Write a continuation of the special report below on LightSquared's broadband plan and GPS interference, beginning after its final sentence.

Segment Start: Selected excerpt

Special Report for Duckworks Magazine
By Gary and Helen Blankenship

Imagine an improved wireless broadband network that lets you download movies or other data-intensive Internet content while your afloat. That's pretty neat.

The downside, according to critics, is that while you're watching "Titanic," your boat may run on the rocks because the broadband signal interferes with the operation of your GPS.

A private company's proposal to create a wireless broadband system has created a storm of controversy from a wide range of GPS manufacturers and users who say the frequencies used by the company could interfere with the GPS units in everything from boats and cars to airplanes and cell phones.

LightSquared, the company setting up the broadband system, received conditional approval from the Federal Communications Commission in January for its land-based transmitters (it also has satellites). LightSquared wants to use radio frequencies near those used by GPS signals. However, a FCC technical subcommittee found interference with GPS signals and the FCC is accepting comments for a 30-day period, which ends July 30.

Segment End: Selected excerpt
Segment Start: Dataset content

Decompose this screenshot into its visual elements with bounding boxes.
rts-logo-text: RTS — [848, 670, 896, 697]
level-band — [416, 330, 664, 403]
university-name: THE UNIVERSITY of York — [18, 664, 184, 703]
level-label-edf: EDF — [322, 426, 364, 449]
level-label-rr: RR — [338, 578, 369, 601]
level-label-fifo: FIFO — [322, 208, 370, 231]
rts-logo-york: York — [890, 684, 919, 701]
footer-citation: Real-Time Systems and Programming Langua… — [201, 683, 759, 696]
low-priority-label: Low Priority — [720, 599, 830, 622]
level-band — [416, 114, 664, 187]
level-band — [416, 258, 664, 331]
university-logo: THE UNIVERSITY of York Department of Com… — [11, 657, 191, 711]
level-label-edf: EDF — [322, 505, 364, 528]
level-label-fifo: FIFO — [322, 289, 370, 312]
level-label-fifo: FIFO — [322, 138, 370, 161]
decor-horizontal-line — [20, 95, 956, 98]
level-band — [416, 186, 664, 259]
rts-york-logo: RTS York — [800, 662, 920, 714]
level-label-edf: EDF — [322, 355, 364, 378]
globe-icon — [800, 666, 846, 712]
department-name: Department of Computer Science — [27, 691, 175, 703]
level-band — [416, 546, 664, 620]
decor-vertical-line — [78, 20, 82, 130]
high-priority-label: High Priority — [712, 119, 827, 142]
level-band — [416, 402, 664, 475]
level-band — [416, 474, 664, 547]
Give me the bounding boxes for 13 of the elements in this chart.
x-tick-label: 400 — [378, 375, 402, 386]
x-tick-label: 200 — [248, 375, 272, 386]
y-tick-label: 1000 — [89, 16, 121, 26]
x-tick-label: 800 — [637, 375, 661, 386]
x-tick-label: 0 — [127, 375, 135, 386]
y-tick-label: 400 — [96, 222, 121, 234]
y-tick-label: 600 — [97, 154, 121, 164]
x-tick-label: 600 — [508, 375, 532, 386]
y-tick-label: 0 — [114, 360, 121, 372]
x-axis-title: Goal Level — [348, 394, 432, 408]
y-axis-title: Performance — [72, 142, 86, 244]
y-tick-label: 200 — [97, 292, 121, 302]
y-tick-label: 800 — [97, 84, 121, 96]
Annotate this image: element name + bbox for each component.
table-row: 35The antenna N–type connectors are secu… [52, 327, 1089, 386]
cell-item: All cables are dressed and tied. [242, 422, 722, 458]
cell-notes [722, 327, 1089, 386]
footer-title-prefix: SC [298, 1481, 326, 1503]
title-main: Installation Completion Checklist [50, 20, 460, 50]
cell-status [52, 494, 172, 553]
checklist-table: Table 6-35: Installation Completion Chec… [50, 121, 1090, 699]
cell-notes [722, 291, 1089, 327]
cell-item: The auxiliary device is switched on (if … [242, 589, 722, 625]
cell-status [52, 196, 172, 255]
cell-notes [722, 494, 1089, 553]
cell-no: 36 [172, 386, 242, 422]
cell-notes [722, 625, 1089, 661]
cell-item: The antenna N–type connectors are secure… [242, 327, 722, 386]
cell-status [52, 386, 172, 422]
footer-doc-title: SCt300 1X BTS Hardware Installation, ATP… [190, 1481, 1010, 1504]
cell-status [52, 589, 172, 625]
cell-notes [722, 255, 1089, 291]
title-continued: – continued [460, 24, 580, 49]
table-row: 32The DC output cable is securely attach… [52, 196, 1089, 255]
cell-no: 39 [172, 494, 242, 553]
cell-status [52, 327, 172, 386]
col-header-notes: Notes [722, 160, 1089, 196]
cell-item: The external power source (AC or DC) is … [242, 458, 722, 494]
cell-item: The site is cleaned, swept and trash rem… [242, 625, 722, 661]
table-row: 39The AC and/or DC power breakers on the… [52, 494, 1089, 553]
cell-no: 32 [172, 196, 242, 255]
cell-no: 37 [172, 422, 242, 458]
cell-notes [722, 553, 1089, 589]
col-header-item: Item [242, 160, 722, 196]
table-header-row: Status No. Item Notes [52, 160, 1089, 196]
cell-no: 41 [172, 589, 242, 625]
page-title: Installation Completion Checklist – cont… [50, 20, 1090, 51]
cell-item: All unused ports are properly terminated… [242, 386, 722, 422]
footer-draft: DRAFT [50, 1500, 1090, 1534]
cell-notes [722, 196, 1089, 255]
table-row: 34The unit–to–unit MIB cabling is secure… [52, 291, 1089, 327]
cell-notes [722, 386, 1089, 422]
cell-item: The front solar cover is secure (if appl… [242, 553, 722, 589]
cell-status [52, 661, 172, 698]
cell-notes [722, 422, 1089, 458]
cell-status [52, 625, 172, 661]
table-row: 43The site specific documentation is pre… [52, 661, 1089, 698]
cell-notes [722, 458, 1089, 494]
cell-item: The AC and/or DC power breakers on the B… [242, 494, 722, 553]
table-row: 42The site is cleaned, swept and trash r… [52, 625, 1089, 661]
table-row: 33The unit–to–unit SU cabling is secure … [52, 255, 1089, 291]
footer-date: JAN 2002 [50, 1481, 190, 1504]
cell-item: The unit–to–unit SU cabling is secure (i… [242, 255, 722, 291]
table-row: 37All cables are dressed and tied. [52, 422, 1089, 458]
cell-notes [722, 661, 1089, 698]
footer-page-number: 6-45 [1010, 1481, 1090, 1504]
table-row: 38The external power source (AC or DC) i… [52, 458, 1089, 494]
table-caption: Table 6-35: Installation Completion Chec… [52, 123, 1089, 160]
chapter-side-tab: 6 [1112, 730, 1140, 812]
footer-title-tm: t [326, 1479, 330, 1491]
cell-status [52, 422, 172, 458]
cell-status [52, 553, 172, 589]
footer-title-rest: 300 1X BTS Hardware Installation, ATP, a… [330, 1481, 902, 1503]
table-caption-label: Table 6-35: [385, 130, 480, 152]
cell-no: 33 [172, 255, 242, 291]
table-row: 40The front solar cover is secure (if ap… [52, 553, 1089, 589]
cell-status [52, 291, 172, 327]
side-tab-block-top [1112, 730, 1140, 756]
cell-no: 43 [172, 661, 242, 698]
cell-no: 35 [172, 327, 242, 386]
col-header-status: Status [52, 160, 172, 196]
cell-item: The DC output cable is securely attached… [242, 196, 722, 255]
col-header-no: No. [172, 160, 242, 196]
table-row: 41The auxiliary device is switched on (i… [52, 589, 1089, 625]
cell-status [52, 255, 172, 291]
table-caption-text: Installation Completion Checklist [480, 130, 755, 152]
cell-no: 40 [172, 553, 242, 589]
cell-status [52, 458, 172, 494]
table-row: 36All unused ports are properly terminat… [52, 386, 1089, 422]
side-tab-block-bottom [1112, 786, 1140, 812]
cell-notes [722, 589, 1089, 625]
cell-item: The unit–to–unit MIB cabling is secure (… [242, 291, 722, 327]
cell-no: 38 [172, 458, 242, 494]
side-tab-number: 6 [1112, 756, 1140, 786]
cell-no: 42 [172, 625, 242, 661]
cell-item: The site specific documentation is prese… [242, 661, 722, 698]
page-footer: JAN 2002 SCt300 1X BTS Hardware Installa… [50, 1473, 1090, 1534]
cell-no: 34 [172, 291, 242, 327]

Segment End: Dataset content

**Result**
A large group of GPS manufacturers and users, the Coalition to Save Our GPS, has banded together in a group to fight the LightSquared proposal. "LightSquared's planned use of the spectrum is dramatically different from the limited 'ancillary' ground-based use previously permitted by FCC rules, and is incompatible with GPS," the coalition says.

According to a release from BoatU.S., a group that represented boat owners and a member of the coalition, "The company [LightSquared] has proposed to build 40,000 ground stations. LightSquared's high-powered ground-based transmissions from these stations have [been] shown to cause interference in hundreds of millions of GPS receivers across a wide range of uses, including aviation, marine, emergency response and industrial users such as delivery and trucking companies. A new report requested by the FCC says, 'all phases of the LightSquared deployment plan will result in widespread harmful interference to GPS signals and service and that mitigation is not possible.'"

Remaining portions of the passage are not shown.